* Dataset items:
=-=-=

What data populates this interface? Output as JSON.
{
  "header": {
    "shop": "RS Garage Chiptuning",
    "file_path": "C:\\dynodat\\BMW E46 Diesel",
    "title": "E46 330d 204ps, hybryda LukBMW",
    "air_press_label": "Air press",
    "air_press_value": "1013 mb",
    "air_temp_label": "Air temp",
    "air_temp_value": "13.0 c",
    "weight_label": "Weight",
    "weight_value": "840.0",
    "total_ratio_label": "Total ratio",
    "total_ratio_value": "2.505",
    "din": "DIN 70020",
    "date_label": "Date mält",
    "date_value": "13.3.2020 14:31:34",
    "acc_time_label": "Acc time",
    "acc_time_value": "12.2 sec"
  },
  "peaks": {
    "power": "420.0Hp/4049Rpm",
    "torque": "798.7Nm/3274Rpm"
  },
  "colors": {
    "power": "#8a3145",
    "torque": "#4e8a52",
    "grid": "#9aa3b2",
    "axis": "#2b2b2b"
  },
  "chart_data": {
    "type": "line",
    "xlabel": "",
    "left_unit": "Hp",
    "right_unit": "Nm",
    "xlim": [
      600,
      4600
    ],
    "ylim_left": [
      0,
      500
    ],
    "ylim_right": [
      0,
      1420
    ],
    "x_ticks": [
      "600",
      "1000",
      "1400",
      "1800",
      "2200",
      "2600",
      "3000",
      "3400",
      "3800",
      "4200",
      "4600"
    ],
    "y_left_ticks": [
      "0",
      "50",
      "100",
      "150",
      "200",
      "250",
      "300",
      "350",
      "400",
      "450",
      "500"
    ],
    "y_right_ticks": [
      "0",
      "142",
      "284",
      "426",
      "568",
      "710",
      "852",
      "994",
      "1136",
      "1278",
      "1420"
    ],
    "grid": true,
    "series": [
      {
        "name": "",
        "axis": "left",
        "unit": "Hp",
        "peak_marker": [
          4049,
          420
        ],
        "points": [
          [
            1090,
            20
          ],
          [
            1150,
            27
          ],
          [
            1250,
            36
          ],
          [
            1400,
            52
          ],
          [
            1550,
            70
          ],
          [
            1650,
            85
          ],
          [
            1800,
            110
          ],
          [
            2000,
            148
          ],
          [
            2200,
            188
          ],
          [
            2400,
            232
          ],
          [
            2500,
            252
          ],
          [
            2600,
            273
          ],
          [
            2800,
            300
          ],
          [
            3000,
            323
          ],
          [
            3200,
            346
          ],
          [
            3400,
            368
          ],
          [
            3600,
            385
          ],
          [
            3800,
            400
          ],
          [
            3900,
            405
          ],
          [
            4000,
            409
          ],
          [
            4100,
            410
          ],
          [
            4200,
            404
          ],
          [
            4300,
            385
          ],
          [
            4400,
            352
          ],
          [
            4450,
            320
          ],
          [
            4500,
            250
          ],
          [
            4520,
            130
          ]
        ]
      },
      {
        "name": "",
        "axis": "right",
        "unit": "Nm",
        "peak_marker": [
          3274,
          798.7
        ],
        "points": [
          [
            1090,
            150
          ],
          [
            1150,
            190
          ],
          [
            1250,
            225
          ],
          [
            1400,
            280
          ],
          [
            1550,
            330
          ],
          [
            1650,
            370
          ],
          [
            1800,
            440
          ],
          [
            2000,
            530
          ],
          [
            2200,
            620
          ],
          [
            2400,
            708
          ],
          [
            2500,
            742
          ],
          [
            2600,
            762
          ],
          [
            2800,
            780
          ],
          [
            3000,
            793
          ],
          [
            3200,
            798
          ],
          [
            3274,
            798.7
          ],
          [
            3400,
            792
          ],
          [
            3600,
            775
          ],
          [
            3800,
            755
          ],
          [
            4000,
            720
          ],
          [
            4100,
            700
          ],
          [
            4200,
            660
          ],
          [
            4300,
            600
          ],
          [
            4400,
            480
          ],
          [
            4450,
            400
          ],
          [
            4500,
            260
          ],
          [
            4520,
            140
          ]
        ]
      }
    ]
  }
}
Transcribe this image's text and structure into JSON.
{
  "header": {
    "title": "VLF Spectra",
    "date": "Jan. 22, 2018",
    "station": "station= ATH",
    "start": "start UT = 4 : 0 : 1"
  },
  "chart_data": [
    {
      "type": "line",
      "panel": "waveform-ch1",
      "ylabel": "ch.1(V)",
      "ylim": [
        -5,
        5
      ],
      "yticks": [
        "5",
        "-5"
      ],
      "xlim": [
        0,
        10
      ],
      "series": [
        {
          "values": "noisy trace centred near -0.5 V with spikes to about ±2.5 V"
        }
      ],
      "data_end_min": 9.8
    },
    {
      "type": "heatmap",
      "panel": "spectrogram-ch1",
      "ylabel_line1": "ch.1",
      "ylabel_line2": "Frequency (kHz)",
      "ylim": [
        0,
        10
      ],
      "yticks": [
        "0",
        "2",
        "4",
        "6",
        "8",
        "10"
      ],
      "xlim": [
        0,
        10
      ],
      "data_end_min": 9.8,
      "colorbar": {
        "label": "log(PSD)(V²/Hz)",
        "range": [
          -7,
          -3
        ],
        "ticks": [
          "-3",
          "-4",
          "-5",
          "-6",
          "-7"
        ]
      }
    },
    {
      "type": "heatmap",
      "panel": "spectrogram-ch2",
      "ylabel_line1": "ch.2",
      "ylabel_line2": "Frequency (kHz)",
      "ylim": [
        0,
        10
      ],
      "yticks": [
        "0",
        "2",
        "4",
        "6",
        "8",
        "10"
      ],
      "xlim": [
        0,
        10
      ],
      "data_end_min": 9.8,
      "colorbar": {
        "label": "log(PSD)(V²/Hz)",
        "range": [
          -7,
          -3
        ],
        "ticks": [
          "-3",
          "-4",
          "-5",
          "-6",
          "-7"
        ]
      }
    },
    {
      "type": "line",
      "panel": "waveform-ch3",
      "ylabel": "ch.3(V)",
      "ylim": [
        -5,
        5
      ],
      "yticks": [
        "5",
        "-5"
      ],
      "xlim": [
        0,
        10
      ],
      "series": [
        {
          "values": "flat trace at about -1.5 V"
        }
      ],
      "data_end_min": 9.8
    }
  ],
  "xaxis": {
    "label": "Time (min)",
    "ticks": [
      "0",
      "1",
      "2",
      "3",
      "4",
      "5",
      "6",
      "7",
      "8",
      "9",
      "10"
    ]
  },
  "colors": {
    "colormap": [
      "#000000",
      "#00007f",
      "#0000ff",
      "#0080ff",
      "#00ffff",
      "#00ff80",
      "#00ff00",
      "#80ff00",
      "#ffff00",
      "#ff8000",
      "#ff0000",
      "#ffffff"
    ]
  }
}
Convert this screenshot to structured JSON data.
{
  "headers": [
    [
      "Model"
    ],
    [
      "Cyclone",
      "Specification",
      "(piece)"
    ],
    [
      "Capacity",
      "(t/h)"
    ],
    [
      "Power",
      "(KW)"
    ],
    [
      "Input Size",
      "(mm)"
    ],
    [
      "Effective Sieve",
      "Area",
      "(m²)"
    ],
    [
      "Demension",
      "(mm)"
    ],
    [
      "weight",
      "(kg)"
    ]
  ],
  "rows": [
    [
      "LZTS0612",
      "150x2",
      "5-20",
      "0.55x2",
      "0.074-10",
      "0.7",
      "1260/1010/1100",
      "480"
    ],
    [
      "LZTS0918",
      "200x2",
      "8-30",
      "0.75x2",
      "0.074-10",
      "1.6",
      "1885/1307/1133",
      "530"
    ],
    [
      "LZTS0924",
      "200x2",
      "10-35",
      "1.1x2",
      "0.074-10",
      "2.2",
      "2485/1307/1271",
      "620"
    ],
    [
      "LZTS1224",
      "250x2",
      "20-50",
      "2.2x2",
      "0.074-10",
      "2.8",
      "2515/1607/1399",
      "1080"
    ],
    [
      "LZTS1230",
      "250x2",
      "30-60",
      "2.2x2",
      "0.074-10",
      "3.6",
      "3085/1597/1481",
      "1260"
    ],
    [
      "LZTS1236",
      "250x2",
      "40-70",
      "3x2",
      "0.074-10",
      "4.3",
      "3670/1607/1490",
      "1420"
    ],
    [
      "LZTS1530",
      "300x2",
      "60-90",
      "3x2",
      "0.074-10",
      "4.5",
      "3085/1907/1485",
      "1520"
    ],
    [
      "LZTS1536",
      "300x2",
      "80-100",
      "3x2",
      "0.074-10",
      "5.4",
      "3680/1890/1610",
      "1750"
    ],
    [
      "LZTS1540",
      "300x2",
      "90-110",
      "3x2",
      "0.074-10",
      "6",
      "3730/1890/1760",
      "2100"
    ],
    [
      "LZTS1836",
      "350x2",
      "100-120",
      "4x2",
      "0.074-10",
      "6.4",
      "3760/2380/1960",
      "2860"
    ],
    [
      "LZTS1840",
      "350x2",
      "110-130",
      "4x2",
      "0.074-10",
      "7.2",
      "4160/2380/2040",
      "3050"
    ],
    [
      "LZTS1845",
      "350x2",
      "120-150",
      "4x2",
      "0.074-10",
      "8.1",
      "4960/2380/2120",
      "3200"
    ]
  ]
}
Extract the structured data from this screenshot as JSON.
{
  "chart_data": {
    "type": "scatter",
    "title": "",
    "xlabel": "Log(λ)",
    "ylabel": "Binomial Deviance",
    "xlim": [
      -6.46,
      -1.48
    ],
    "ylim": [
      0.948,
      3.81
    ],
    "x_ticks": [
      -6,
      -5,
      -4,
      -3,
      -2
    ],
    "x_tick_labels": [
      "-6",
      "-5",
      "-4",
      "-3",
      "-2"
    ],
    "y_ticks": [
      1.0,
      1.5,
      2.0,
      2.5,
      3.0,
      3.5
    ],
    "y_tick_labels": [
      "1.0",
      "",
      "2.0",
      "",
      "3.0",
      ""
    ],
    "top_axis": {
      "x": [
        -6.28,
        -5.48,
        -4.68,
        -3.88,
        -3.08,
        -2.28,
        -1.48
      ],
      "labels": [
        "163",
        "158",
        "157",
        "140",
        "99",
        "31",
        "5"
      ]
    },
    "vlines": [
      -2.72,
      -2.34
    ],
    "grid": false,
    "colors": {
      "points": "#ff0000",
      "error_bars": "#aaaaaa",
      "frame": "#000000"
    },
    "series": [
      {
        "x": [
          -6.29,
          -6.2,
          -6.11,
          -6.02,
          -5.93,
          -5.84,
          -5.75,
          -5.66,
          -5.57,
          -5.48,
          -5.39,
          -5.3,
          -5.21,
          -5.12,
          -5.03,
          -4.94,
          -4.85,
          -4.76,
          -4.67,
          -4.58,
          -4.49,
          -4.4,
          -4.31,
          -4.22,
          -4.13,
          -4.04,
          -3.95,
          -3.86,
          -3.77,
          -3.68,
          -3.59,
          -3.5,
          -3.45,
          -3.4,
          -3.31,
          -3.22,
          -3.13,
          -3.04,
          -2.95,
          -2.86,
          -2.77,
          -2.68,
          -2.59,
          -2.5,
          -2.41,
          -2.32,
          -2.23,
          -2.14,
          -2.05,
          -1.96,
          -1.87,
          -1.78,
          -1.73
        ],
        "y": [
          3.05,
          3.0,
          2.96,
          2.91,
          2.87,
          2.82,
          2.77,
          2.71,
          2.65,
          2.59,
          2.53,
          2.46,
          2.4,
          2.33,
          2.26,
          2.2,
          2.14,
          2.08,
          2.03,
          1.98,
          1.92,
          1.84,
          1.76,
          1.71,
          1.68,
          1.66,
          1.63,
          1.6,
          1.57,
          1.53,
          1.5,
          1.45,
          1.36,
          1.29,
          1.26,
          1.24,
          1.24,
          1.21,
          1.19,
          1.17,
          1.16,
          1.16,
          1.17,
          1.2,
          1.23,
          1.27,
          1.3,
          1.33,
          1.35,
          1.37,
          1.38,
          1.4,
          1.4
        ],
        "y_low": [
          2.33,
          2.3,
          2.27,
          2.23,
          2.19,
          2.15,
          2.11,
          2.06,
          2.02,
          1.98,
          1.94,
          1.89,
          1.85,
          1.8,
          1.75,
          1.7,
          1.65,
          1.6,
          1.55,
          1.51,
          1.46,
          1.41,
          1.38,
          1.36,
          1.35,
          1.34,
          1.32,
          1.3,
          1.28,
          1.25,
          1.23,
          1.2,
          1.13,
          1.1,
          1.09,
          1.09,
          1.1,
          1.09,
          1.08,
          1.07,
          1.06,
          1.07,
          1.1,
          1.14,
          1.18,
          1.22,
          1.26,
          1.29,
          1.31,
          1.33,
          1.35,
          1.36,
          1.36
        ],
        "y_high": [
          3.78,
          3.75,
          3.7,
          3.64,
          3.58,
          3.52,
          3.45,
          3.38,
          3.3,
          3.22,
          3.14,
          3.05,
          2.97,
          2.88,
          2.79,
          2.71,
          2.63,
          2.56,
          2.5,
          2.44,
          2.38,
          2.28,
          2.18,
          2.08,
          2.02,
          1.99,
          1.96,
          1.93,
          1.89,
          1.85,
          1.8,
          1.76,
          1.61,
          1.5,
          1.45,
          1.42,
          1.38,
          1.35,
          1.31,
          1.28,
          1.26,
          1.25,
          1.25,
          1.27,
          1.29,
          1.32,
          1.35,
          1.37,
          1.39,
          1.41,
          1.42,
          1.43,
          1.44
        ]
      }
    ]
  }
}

=-=-=

* Your objective: In the material above, show every line where the word "this" turns up.

* Solution to the problem:
What data populates this interface? Output as JSON.
Transcribe this image's text and structure into JSON.
Convert this screenshot to structured JSON data.
Extract the structured data from this screenshot as JSON.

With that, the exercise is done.